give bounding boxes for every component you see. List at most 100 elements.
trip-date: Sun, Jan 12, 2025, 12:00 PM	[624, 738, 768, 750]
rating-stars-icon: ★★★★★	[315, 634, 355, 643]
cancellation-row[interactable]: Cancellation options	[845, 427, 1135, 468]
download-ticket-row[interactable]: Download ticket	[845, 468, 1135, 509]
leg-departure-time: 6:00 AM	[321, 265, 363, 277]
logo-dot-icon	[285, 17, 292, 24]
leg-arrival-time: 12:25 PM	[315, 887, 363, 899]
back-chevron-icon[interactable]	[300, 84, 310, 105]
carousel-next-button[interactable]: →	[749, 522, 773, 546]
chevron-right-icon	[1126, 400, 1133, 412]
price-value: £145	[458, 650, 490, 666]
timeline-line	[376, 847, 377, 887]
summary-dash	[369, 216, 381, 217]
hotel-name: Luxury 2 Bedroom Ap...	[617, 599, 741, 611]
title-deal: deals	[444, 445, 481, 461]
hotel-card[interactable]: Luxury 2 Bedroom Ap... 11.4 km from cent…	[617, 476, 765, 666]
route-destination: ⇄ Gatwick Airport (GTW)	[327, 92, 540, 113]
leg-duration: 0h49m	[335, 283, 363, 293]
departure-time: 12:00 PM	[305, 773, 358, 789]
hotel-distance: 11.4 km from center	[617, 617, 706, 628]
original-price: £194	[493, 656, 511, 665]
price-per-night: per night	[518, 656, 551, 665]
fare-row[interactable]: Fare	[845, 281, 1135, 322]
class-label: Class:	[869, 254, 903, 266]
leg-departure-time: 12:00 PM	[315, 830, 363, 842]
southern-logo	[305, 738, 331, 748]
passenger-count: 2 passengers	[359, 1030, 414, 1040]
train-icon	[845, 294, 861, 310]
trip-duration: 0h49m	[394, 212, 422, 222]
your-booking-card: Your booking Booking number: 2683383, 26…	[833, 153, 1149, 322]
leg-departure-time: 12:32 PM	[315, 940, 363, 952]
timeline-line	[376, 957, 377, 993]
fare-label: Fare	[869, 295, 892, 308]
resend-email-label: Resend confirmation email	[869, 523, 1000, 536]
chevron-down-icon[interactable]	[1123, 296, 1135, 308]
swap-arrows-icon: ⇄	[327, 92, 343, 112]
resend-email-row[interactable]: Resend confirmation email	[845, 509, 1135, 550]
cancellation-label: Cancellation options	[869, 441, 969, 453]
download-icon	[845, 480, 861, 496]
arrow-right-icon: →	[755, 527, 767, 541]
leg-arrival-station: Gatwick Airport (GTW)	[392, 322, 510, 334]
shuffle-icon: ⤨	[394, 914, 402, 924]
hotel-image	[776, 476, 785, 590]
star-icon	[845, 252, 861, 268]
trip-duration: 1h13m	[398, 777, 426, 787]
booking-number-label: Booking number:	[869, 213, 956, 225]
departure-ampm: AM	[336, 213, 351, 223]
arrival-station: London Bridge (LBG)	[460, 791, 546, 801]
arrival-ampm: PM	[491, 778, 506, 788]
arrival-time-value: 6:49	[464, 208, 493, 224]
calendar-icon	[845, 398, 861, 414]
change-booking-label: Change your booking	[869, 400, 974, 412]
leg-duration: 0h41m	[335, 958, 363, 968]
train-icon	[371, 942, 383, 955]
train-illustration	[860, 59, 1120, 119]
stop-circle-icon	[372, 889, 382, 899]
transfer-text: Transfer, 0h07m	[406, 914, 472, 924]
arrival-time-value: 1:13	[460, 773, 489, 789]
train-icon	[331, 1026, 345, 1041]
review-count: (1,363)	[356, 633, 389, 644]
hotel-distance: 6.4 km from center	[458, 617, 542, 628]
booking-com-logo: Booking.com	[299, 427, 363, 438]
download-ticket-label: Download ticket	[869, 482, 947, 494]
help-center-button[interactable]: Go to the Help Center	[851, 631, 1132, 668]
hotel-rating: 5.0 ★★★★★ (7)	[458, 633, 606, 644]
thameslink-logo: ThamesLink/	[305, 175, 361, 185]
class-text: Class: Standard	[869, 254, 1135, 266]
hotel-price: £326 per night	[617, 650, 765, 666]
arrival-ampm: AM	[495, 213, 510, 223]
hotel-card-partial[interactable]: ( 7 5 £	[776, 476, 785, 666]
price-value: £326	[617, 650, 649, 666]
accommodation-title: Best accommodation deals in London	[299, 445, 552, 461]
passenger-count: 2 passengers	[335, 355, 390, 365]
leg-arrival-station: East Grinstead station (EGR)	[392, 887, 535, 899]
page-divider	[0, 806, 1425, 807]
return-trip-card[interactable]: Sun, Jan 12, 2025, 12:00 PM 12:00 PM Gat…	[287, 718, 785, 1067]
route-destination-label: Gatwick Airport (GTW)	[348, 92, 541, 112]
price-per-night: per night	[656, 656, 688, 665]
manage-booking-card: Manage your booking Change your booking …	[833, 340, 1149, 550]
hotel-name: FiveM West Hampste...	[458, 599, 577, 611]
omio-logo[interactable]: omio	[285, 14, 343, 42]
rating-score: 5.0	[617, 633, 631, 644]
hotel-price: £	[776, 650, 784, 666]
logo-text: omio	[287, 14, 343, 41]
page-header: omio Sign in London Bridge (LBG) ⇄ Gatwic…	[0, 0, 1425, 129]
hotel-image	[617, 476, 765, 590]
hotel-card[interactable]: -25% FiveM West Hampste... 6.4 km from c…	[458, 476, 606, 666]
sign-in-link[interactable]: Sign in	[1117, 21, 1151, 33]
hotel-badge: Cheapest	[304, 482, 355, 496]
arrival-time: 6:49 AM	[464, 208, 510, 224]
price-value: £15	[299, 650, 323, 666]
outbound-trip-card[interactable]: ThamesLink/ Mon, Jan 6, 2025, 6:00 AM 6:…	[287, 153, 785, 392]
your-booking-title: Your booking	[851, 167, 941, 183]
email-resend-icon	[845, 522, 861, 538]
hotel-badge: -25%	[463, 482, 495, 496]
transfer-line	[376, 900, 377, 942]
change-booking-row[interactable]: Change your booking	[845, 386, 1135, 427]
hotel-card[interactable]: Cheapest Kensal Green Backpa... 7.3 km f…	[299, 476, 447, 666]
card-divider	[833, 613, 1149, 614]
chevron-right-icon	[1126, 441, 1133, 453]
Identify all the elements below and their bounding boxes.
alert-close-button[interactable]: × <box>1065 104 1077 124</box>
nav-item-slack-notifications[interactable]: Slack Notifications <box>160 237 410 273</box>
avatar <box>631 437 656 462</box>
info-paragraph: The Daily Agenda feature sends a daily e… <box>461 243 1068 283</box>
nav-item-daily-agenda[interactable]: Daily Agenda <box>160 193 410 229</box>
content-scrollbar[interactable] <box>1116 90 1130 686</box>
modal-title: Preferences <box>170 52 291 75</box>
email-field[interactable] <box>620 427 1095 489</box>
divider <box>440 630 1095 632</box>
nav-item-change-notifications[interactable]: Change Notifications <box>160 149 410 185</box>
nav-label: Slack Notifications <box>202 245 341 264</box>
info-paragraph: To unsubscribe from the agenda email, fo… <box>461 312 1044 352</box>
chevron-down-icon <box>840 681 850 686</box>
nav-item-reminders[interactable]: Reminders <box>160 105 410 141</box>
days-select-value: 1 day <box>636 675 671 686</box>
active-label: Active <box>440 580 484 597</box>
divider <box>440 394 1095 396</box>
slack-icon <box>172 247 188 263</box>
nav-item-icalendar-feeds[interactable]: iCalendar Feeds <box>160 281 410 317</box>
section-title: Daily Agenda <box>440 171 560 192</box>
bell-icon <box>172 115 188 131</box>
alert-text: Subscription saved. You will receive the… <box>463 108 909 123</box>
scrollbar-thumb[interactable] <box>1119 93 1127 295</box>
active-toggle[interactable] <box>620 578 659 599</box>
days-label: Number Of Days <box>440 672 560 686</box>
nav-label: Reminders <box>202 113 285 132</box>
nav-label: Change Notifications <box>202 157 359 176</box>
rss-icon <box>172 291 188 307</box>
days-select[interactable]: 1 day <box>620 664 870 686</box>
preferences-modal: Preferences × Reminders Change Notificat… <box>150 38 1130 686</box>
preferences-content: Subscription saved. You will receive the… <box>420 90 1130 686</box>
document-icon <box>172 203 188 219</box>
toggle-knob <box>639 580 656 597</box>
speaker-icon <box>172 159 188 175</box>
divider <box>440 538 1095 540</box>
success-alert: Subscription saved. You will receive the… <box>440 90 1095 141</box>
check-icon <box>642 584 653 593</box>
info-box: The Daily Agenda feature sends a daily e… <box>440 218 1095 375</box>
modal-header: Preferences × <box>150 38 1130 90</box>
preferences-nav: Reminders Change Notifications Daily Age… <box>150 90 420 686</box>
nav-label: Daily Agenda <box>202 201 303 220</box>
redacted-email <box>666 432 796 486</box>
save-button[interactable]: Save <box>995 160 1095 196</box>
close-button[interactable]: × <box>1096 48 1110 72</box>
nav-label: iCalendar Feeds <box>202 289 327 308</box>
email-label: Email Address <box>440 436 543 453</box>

=====

Return the lines verbatim, starting at the first line of Block 1 and ending at the line that contains "445, 481, 461]", with both of those lines included.

> Full answer
give bounding boxes for every component you see. List at most 100 elements.
trip-date: Sun, Jan 12, 2025, 12:00 PM	[624, 738, 768, 750]
rating-stars-icon: ★★★★★	[315, 634, 355, 643]
cancellation-row[interactable]: Cancellation options	[845, 427, 1135, 468]
download-ticket-row[interactable]: Download ticket	[845, 468, 1135, 509]
leg-departure-time: 6:00 AM	[321, 265, 363, 277]
logo-dot-icon	[285, 17, 292, 24]
leg-arrival-time: 12:25 PM	[315, 887, 363, 899]
back-chevron-icon[interactable]	[300, 84, 310, 105]
carousel-next-button[interactable]: →	[749, 522, 773, 546]
chevron-right-icon	[1126, 400, 1133, 412]
price-value: £145	[458, 650, 490, 666]
timeline-line	[376, 847, 377, 887]
summary-dash	[369, 216, 381, 217]
hotel-name: Luxury 2 Bedroom Ap...	[617, 599, 741, 611]
title-deal: deals	[444, 445, 481, 461]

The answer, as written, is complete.